_AUFGABE 1_
Prüfe anhand des Textes über Leichte Sprache, ob die Aussagen (a), (b) und (c) zutreffen. Antworte jeweils mit Ja oder Nein und zitiere die entscheidenden Worte des Textes wörtlich. (a) Die UN-Behindertenrechtskonvention trat in Deutschland 2009 in Kraft. (b) Der Verlag Spaß am Lesen überträgt überwiegend bekannte Romane in Leichte Sprache. (c) Das Geschichtenprojekt beim Büro für Leichte Sprache der Lebenshilfe Bremen begann 2015.
_AUFGABE 2_
Nenne sämtliche Jahres- und Jahrzehntangaben, die im Text über Leichte Sprache vorkommen.
_AUFGABE 3_
Setze den Text über Leichte Sprache nach seinem letzten Satz fort.

_TEXTABSCHNITT_
——
In Deutschland trat 2009 die UN-Behindertenrechtskonvention in Kraft. Sie bedeutet, zumindest auf dem Papier: mehr Teilhabe für Menschen mit Behinderungen im Alltag, auch in der Kommunikation, und mehr Inklusion in den Schulen. Seit 2002 gibt es in Deutschland bereits die BITV 2.0, die »Barrierefreie-Informationstechnik-Verordnung«, wie es in schönstem Beamtendeutsch heißt. Demnach müssen auf den Websites von Behörden die Texte auch in Leichter Sprache hinterlegt sein.

Engagierte Sprachexperten und Pädagogen indes haben auch Literatur in Leichter Sprache auf den Markt gebracht. Der Verlag Spaß am Lesen etwa bietet entsprechenden Lesestoff, der in den meisten Fällen eigens dafür geschrieben ist. »Bekannte Romane und Erzählungen in Leichte Sprache zu übertragen, funktioniert meistens nicht gut, weil zu wenig vom Original übrig bliebe«, sagt Manfred Wälz.

Auch das Büro für Leichte Sprache der Lebenshilfe Bremen bringt kurze Erzählungen heraus. 2015 startete dort ein Geschichtenprojekt. »Es fehlen Texte, die einfach aus Spaß gelesen werden können. Da hinkt Deutschland noch hinter anderen Ländern her«, begründet Marion Klanke, die Leiterin des Büros, das Engagement. »Man hört immer mal wieder von verschiedenen Seiten: Geistig behinderte Menschen könnten ja vorhandene Bilderbücher für Kinder im Kindergartenalter lesen. Aber so darf man aus meiner Sicht nicht argumentieren, wenn man Inklusion wirklich ernst nimmt und erwachsene Menschen adressieren möchte.«

Bücherprogramme in Leichter Sprache aufzulegen, kostet Zeit und Geld. In den USA, wo die »Easy-to-read«-Bewegung schon in den 1960er Jahren ihren Anfang nahm, und in den skandinavischen Ländern gebe es viel mehr jederzeit verfügbare Texte, sagt die studierte Literaturwissenschaftlerin. Sie hat an der Uni Hildesheim zusätzlich den Masterstudiengang Medientext und Medienübersetzung absolviert.
——
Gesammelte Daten
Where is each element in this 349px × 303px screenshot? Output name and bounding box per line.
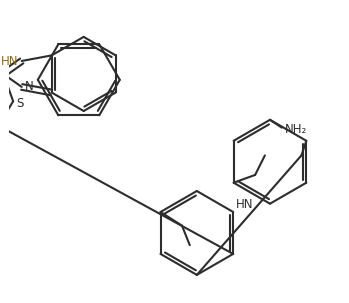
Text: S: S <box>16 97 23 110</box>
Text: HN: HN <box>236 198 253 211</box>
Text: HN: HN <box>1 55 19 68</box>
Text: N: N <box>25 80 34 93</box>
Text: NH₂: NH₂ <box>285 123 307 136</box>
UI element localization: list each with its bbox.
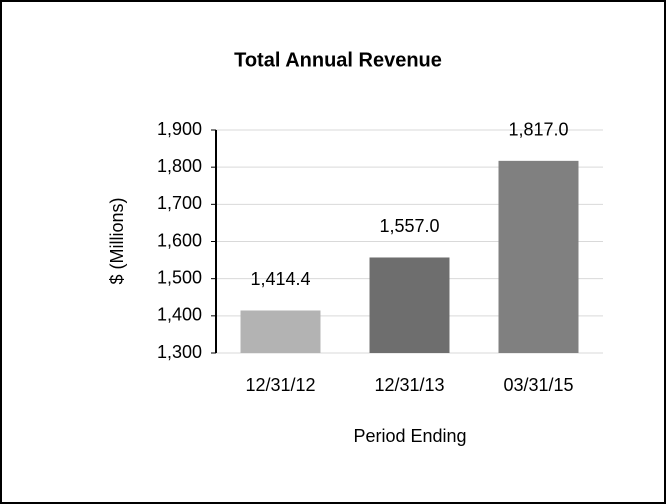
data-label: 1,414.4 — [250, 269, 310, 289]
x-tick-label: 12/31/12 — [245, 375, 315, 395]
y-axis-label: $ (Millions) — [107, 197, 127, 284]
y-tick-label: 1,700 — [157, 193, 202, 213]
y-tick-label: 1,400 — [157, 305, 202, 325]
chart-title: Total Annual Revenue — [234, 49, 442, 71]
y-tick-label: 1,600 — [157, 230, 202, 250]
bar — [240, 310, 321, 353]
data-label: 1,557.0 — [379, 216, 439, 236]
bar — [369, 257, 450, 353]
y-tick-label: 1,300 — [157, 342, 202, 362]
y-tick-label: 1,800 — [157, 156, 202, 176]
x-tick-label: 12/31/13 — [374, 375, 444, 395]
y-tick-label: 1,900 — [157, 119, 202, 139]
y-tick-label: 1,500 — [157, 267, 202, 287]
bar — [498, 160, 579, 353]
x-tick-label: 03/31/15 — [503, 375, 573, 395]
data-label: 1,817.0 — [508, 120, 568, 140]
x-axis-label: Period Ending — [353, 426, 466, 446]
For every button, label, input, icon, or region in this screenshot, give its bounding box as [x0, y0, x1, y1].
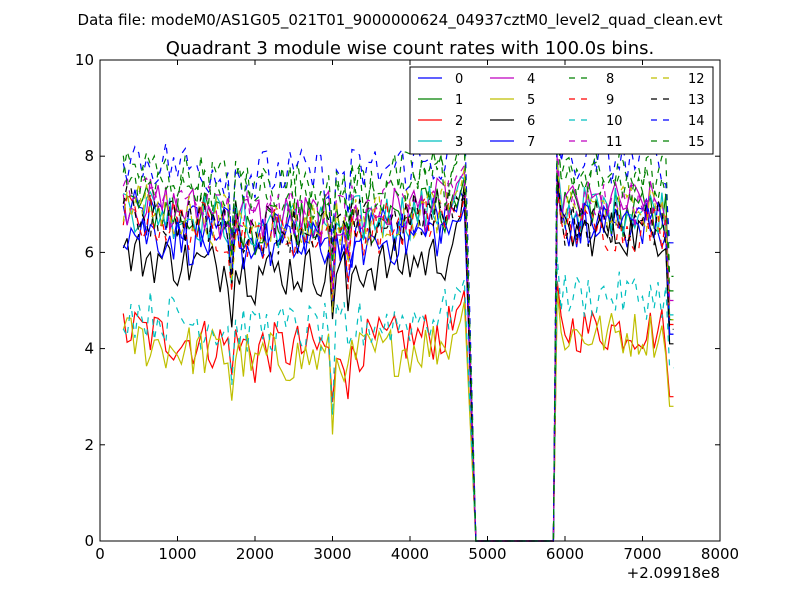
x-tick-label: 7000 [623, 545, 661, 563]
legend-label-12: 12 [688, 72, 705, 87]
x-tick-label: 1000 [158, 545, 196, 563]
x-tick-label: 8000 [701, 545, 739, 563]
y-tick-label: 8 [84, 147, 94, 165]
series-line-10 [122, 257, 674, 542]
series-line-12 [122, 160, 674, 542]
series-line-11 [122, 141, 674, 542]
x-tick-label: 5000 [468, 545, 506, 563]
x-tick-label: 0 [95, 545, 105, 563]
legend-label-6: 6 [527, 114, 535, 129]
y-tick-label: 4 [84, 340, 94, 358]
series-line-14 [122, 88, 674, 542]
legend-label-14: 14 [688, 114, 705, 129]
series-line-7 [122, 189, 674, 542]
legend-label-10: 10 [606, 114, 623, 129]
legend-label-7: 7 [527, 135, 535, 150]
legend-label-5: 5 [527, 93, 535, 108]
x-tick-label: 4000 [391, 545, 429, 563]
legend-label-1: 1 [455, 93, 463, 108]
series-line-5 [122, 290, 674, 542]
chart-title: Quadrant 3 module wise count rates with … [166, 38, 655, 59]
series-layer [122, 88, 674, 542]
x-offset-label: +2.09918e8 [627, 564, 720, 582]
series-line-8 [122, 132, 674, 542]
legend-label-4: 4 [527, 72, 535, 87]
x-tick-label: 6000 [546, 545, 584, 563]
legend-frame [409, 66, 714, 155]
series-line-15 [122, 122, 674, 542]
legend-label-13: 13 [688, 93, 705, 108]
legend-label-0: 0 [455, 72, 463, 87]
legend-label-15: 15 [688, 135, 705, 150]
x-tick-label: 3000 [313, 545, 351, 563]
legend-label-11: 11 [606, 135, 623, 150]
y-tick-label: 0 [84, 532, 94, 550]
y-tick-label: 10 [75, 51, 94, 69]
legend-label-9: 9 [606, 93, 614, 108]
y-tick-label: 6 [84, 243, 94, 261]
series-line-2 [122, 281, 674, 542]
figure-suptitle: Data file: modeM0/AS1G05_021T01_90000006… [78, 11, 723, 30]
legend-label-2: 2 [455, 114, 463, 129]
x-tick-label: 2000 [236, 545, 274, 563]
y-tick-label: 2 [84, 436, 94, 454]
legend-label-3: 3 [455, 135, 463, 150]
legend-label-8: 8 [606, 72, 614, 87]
——
_ANTWORT 1_
(a) Ja: „In Deutschland trat 2009 die UN-Behindertenrechtskonvention in Kraft.“
(b) Nein: „der in den meisten Fällen eigens dafür geschrieben ist“
(c) Ja: „2015 startete dort ein Geschichtenprojekt.“

_ANTWORT 2_
2009, 2002, 2015, 1960er Jahre

_ANTWORT 3_
Tatsächlich ist es in Finnland Standard, dass Tageszeitungen immer auch eine kurze Zusammenfassung der Nachrichten zumindest in Einfacher Sprache abdrucken oder online stellen. Dort wie in Schweden sind einfache oder leichte Texte wohl deshalb verbreiteter, weil es in beiden Ländern eine starke Minderheit gibt, die Finnisch (in Schweden) beziehungsweise Schwedisch (in Finnland) spricht. »In Deutschland dagegen herrscht eher das Angebot-Nachfrage-Prinzip: Ähnlich wie Gebärdendolmetscher für Menschen mit Höreinschränkungen werden hier zu Lande Texte und Formulare in Leichter Sprache meist erst auf Antrag zur Verfügung gestellt – und nicht als selbstverständliches Angebot«, sagt Marion Klanke.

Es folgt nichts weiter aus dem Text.